* [Written task] Only the pictures stay out; every record is to be quoted exactly.

Stored records
::::::::
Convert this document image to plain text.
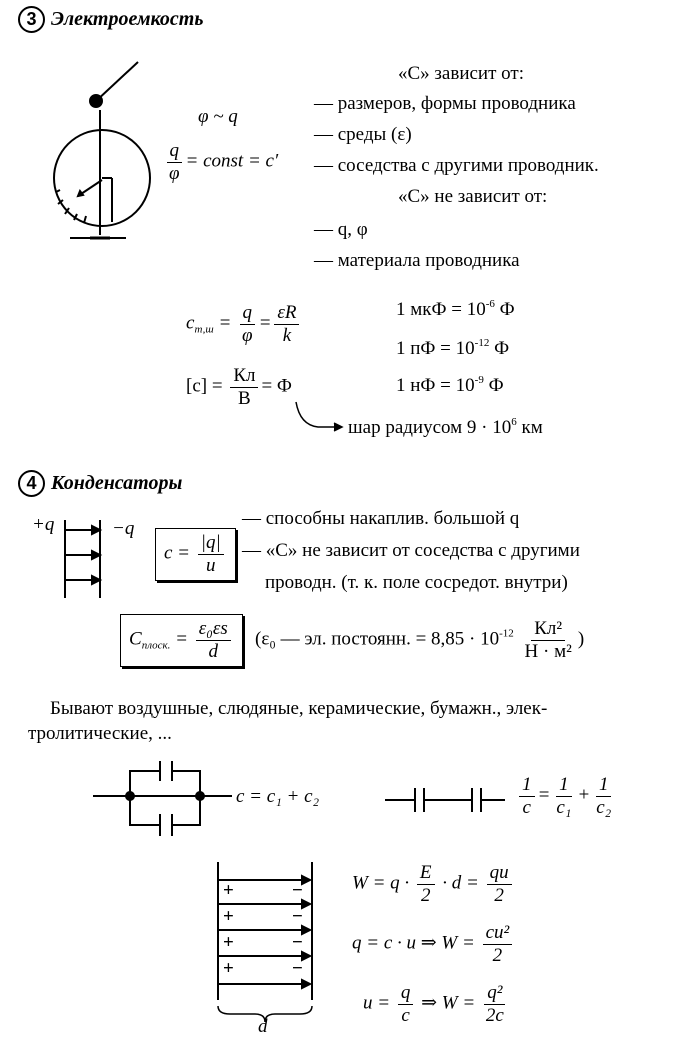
3 Электроемкость
φ ~ q
$\frac{q}{\varphi}$ = const = c′
«С» зависит от:
— размеров, формы проводника
— среды (ε)
— соседства с другими проводник.
«С» не зависит от:
— q, φ
— материала проводника
$c_{т,ш} = \frac{q}{\varphi} = \frac{\varepsilon R}{k}$
$[c] = \frac{Кл}{В} = Ф$
1 мкФ = $10^{-6}$ Ф
1 пФ = $10^{-12}$ Ф
1 нФ = $10^{-9}$ Ф
шар радиусом $9 \cdot 10^6$ км
4 Конденсаторы
+q	−q
$c = \frac{|q|}{u}$
— способны накаплив. большой q
— «С» не зависит от соседства с другими
проводн. (т. к. поле сосредот. внутри)
$C_{плоск.} = \frac{\text{ε₀εs}}{d} (\varepsilon_0$ — эл. постоянн. = $8,85 \cdot 10^{-12} \frac{\text{Кл²}}{\text{Н · м²}}$ )
Бывают воздушные, слюдяные, керамические, бумажн., элек-
тролитические, ...
c = c₁ + c₂	$\frac{1}{c} = \frac{1}{\text{c₁}} + \frac{1}{\text{c₂}}$
+
+
+
+
−
−
−
−
d
$W = q \cdot \frac{E}{2} \cdot d = \frac{qu}{2}$
q = c · u ⇒ $W = \frac{\text{cu²}}{2}$
$u = \frac{q}{c}$ ⇒ $W = \frac{\text{q²}}{2c}$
::::::::
* [Result of the exercise]
Convert this document image to plain text.
3 Электроемкость
φ ~ q
$\frac{q}{\varphi}$ = const = c′
«С» зависит от:
— размеров, формы проводника
— среды (ε)
— соседства с другими проводник.
«С» не зависит от:
— q, φ
— материала проводника
$c_{т,ш} = \frac{q}{\varphi} = \frac{\varepsilon R}{k}$
$[c] = \frac{Кл}{В} = Ф$
1 мкФ = $10^{-6}$ Ф
1 пФ = $10^{-12}$ Ф
1 нФ = $10^{-9}$ Ф
шар радиусом $9 \cdot 10^6$ км
4 Конденсаторы
+q	−q
$c = \frac{|q|}{u}$
— способны накаплив. большой q
— «С» не зависит от соседства с другими
проводн. (т. к. поле сосредот. внутри)
$C_{плоск.} = \frac{\text{ε₀εs}}{d} (\varepsilon_0$ — эл. постоянн. = $8,85 \cdot 10^{-12} \frac{\text{Кл²}}{\text{Н · м²}}$ )
Бывают воздушные, слюдяные, керамические, бумажн., элек-
тролитические, ...
c = c₁ + c₂	$\frac{1}{c} = \frac{1}{\text{c₁}} + \frac{1}{\text{c₂}}$
+
+
+
+
−
−
−
−
d
$W = q \cdot \frac{E}{2} \cdot d = \frac{qu}{2}$
q = c · u ⇒ $W = \frac{\text{cu²}}{2}$
$u = \frac{q}{c}$ ⇒ $W = \frac{\text{q²}}{2c}$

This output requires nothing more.